Work required: Your task is to retype each line of the data below exactly.

Provided records:
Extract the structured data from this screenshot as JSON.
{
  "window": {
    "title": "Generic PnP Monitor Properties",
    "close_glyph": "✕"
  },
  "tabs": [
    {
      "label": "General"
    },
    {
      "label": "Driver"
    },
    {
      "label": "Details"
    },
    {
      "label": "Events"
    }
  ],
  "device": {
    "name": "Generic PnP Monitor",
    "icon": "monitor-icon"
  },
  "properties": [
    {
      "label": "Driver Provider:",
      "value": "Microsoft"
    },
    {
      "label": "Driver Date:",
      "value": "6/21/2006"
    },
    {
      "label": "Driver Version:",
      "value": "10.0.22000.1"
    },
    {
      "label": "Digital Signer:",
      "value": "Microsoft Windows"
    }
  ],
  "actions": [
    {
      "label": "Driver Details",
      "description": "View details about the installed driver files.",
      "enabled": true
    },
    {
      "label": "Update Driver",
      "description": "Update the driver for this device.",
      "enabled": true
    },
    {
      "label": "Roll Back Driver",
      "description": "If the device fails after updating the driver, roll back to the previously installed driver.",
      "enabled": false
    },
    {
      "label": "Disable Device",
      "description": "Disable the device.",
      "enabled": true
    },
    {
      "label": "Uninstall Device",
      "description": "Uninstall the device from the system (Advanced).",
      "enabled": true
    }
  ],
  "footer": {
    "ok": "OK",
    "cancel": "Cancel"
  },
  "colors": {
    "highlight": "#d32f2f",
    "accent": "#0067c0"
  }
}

Response below:
Extract the structured data from this screenshot as JSON.
{
  "window": {
    "title": "Generic PnP Monitor Properties",
    "close_glyph": "✕"
  },
  "tabs": [
    {
      "label": "General"
    },
    {
      "label": "Driver"
    },
    {
      "label": "Details"
    },
    {
      "label": "Events"
    }
  ],
  "device": {
    "name": "Generic PnP Monitor",
    "icon": "monitor-icon"
  },
  "properties": [
    {
      "label": "Driver Provider:",
      "value": "Microsoft"
    },
    {
      "label": "Driver Date:",
      "value": "6/21/2006"
    },
    {
      "label": "Driver Version:",
      "value": "10.0.22000.1"
    },
    {
      "label": "Digital Signer:",
      "value": "Microsoft Windows"
    }
  ],
  "actions": [
    {
      "label": "Driver Details",
      "description": "View details about the installed driver files.",
      "enabled": true
    },
    {
      "label": "Update Driver",
      "description": "Update the driver for this device.",
      "enabled": true
    },
    {
      "label": "Roll Back Driver",
      "description": "If the device fails after updating the driver, roll back to the previously installed driver.",
      "enabled": false
    },
    {
      "label": "Disable Device",
      "description": "Disable the device.",
      "enabled": true
    },
    {
      "label": "Uninstall Device",
      "description": "Uninstall the device from the system (Advanced).",
      "enabled": true
    }
  ],
  "footer": {
    "ok": "OK",
    "cancel": "Cancel"
  },
  "colors": {
    "highlight": "#d32f2f",
    "accent": "#0067c0"
  }
}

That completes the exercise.